DIRECTIONS:
All of the records below need to be copied exactly.

INPUT DATA:
>> Begin
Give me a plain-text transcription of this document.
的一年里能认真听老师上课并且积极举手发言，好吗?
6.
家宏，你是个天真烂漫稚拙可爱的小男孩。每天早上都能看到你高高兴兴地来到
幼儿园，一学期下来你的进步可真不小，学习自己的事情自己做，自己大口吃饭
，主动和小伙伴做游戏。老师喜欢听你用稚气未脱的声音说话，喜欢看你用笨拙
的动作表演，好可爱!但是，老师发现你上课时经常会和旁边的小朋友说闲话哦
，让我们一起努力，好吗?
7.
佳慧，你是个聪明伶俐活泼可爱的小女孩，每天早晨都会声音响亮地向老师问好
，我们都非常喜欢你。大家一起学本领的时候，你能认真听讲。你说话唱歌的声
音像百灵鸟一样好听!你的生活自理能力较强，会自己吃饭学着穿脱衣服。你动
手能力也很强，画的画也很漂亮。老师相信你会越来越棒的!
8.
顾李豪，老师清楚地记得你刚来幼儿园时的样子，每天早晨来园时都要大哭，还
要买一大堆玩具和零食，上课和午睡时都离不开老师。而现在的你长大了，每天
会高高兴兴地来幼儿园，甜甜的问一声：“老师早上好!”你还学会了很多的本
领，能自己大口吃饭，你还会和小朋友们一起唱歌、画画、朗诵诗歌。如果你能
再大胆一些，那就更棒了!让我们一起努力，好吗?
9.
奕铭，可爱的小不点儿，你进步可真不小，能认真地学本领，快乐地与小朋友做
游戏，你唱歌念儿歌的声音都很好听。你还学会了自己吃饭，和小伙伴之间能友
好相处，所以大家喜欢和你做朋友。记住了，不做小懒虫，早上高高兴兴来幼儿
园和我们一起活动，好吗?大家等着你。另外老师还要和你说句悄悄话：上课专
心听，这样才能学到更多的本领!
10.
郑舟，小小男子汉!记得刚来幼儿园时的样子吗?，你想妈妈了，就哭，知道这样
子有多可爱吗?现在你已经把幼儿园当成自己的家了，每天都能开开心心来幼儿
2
>> End
CORRECT RESPONSE:
Give me a plain-text transcription of this document.
的一年里能认真听老师上课并且积极举手发言，好吗?
6.
家宏，你是个天真烂漫稚拙可爱的小男孩。每天早上都能看到你高高兴兴地来到
幼儿园，一学期下来你的进步可真不小，学习自己的事情自己做，自己大口吃饭
，主动和小伙伴做游戏。老师喜欢听你用稚气未脱的声音说话，喜欢看你用笨拙
的动作表演，好可爱!但是，老师发现你上课时经常会和旁边的小朋友说闲话哦
，让我们一起努力，好吗?
7.
佳慧，你是个聪明伶俐活泼可爱的小女孩，每天早晨都会声音响亮地向老师问好
，我们都非常喜欢你。大家一起学本领的时候，你能认真听讲。你说话唱歌的声
音像百灵鸟一样好听!你的生活自理能力较强，会自己吃饭学着穿脱衣服。你动
手能力也很强，画的画也很漂亮。老师相信你会越来越棒的!
8.
顾李豪，老师清楚地记得你刚来幼儿园时的样子，每天早晨来园时都要大哭，还
要买一大堆玩具和零食，上课和午睡时都离不开老师。而现在的你长大了，每天
会高高兴兴地来幼儿园，甜甜的问一声：“老师早上好!”你还学会了很多的本
领，能自己大口吃饭，你还会和小朋友们一起唱歌、画画、朗诵诗歌。如果你能
再大胆一些，那就更棒了!让我们一起努力，好吗?
9.
奕铭，可爱的小不点儿，你进步可真不小，能认真地学本领，快乐地与小朋友做
游戏，你唱歌念儿歌的声音都很好听。你还学会了自己吃饭，和小伙伴之间能友
好相处，所以大家喜欢和你做朋友。记住了，不做小懒虫，早上高高兴兴来幼儿
园和我们一起活动，好吗?大家等着你。另外老师还要和你说句悄悄话：上课专
心听，这样才能学到更多的本领!
10.
郑舟，小小男子汉!记得刚来幼儿园时的样子吗?，你想妈妈了，就哭，知道这样
子有多可爱吗?现在你已经把幼儿园当成自己的家了，每天都能开开心心来幼儿
2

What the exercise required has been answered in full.